Items from a figure collection:
_ _ _ _

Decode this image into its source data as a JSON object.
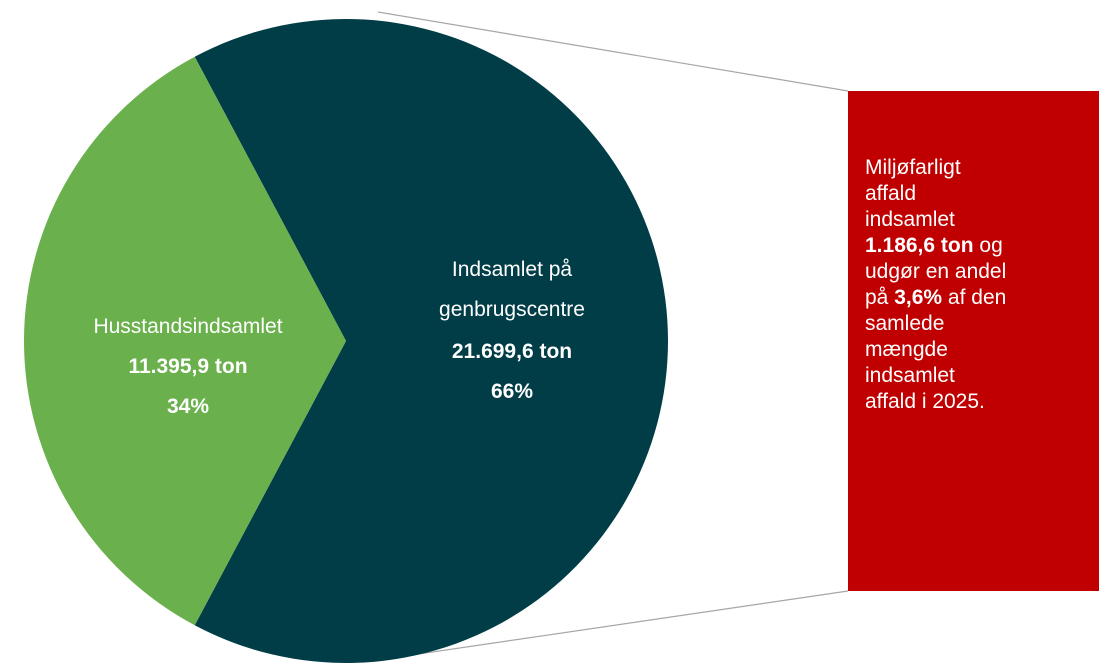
{
  "chart_data": {
    "type": "pie",
    "slices": [
      {
        "label": "Husstandsindsamlet",
        "value_text": "11.395,9 ton",
        "percent_text": "34%",
        "value": 11395.9,
        "percent": 34,
        "color": "#6ab04c"
      },
      {
        "label_lines": [
          "Indsamlet på",
          "genbrugscentre"
        ],
        "value_text": "21.699,6 ton",
        "percent_text": "66%",
        "value": 21699.6,
        "percent": 66,
        "color": "#003d47"
      }
    ],
    "exploded_detail": {
      "color": "#c00000",
      "connector_color": "#a6a6a6",
      "value": 1186.6,
      "percent": 3.6,
      "text": {
        "line1": "Miljøfarligt",
        "line2": "affald",
        "line3": "indsamlet",
        "amount": "1.186,6 ton",
        "after_amount": " og",
        "line5": "udgør en andel",
        "pa": "på ",
        "share": "3,6%",
        "after_share": " af den",
        "line7": "samlede",
        "line8": "mængde",
        "line9": "indsamlet",
        "line10": "affald i 2025."
      }
    }
  }
}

_ _ _ _

> **To be done**
Output the data above without changes, apart from leaving out the pictures.

> **Result**
Decode this image into its source data as a JSON object.
{
  "chart_data": {
    "type": "pie",
    "slices": [
      {
        "label": "Husstandsindsamlet",
        "value_text": "11.395,9 ton",
        "percent_text": "34%",
        "value": 11395.9,
        "percent": 34,
        "color": "#6ab04c"
      },
      {
        "label_lines": [
          "Indsamlet på",
          "genbrugscentre"
        ],
        "value_text": "21.699,6 ton",
        "percent_text": "66%",
        "value": 21699.6,
        "percent": 66,
        "color": "#003d47"
      }
    ],
    "exploded_detail": {
      "color": "#c00000",
      "connector_color": "#a6a6a6",
      "value": 1186.6,
      "percent": 3.6,
      "text": {
        "line1": "Miljøfarligt",
        "line2": "affald",
        "line3": "indsamlet",
        "amount": "1.186,6 ton",
        "after_amount": " og",
        "line5": "udgør en andel",
        "pa": "på ",
        "share": "3,6%",
        "after_share": " af den",
        "line7": "samlede",
        "line8": "mængde",
        "line9": "indsamlet",
        "line10": "affald i 2025."
      }
    }
  }
}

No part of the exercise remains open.